Directions for this task:
All of the listing below must be repeated word for word. Pictures are the only thing to omit.

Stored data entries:
____________

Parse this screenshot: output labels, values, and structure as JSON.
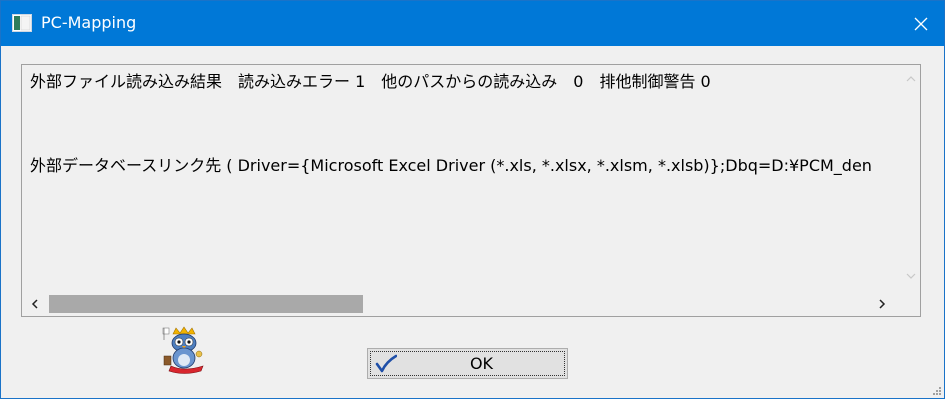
{
  "window": {
    "title": "PC-Mapping"
  },
  "log": {
    "lines": [
      "外部ファイル読み込み結果　読み込みエラー 1　他のパスからの読み込み　0　排他制御警告 0",
      "外部データベースリンク先 ( Driver={Microsoft Excel Driver (*.xls, *.xlsx, *.xlsm, *.xlsb)};Dbq=D:¥PCM_den"
    ]
  },
  "buttons": {
    "ok_label": "OK"
  },
  "icons": {
    "app": "window-icon",
    "close": "close-icon",
    "ok": "checkmark-icon",
    "mascot": "owl-mascot-icon"
  },
  "colors": {
    "titlebar": "#0078d7",
    "checkmark": "#1f4fa8"
  }
}
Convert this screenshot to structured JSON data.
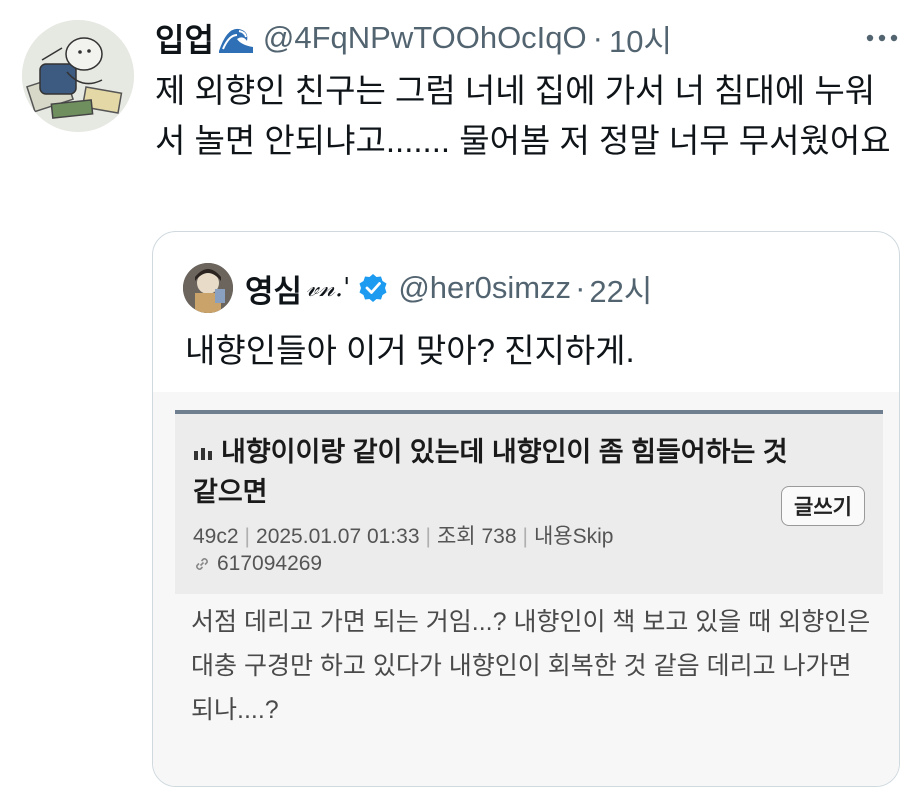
{
  "tweet": {
    "display_name": "입업",
    "name_emoji": "wave-emoji",
    "handle": "@4FqNPwTOOhOcIqO",
    "separator": "·",
    "time": "10시",
    "text": "제 외향인 친구는 그럼 너네 집에 가서 너 침대에 누워서 놀면 안되냐고....... 물어봄 저 정말 너무 무서웠어요",
    "more_icon": "more-horizontal-icon"
  },
  "quote": {
    "display_name": "영심",
    "name_deco": "𝓋𝓃.'",
    "verified_icon": "verified-badge-icon",
    "verified_color": "#1d9bf0",
    "handle": "@her0simzz",
    "separator": "·",
    "time": "22시",
    "text": "내향인들아 이거 맞아? 진지하게.",
    "screenshot": {
      "title": "내향이이랑 같이 있는데 내향인이 좀 힘들어하는 것 같으면",
      "write_button": "글쓰기",
      "meta": {
        "author": "49c2",
        "date": "2025.01.07 01:33",
        "views": "조회 738",
        "skip": "내용Skip"
      },
      "post_id": "617094269",
      "body": "서점 데리고 가면 되는 거임...? 내향인이 책 보고 있을 때 외향인은 대충 구경만 하고 있다가 내향인이 회복한 것 같음 데리고 나가면 되나....?"
    }
  },
  "colors": {
    "text_primary": "#0f1419",
    "text_secondary": "#536471",
    "border": "#cfd9de"
  }
}
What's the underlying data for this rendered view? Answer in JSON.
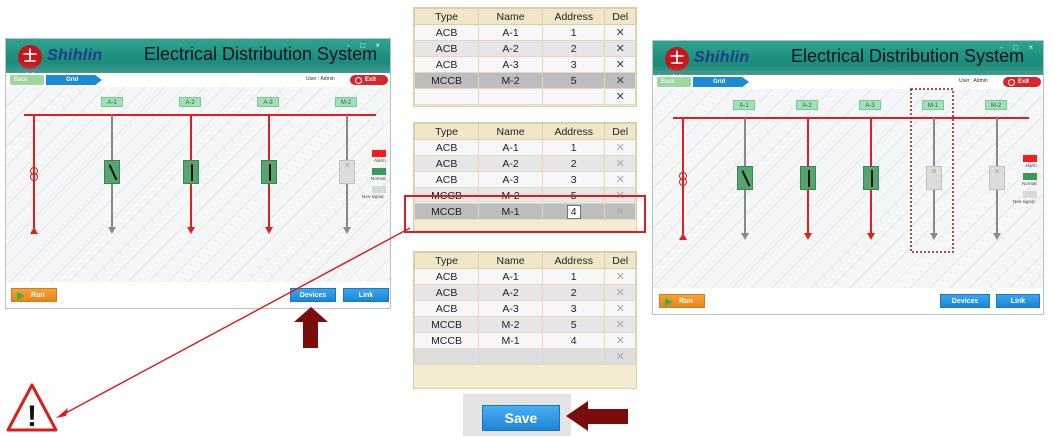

____________

Exercise answer:
Parse this screenshot: output labels, values, and structure as JSON.
{
  "window": {
    "title": "PC-Mapping"
  },
  "log": {
    "lines": [
      "外部ファイル読み込み結果　読み込みエラー 1　他のパスからの読み込み　0　排他制御警告 0",
      "外部データベースリンク先 ( Driver={Microsoft Excel Driver (*.xls, *.xlsx, *.xlsm, *.xlsb)};Dbq=D:¥PCM_den"
    ]
  },
  "buttons": {
    "ok_label": "OK"
  },
  "icons": {
    "app": "window-icon",
    "close": "close-icon",
    "ok": "checkmark-icon",
    "mascot": "owl-mascot-icon"
  },
  "colors": {
    "titlebar": "#0078d7",
    "checkmark": "#1f4fa8"
  }
}
Convert this screenshot to structured JSON data.
{
  "tweet": {
    "display_name": "입업",
    "name_emoji": "wave-emoji",
    "handle": "@4FqNPwTOOhOcIqO",
    "separator": "·",
    "time": "10시",
    "text": "제 외향인 친구는 그럼 너네 집에 가서 너 침대에 누워서 놀면 안되냐고....... 물어봄 저 정말 너무 무서웠어요",
    "more_icon": "more-horizontal-icon"
  },
  "quote": {
    "display_name": "영심",
    "name_deco": "𝓋𝓃.'",
    "verified_icon": "verified-badge-icon",
    "verified_color": "#1d9bf0",
    "handle": "@her0simzz",
    "separator": "·",
    "time": "22시",
    "text": "내향인들아 이거 맞아? 진지하게.",
    "screenshot": {
      "title": "내향이이랑 같이 있는데 내향인이 좀 힘들어하는 것 같으면",
      "write_button": "글쓰기",
      "meta": {
        "author": "49c2",
        "date": "2025.01.07 01:33",
        "views": "조회 738",
        "skip": "내용Skip"
      },
      "post_id": "617094269",
      "body": "서점 데리고 가면 되는 거임...? 내향인이 책 보고 있을 때 외향인은 대충 구경만 하고 있다가 내향인이 회복한 것 같음 데리고 나가면 되나....?"
    }
  },
  "colors": {
    "text_primary": "#0f1419",
    "text_secondary": "#536471",
    "border": "#cfd9de"
  }
}
What's the underlying data for this rendered view? Answer in JSON.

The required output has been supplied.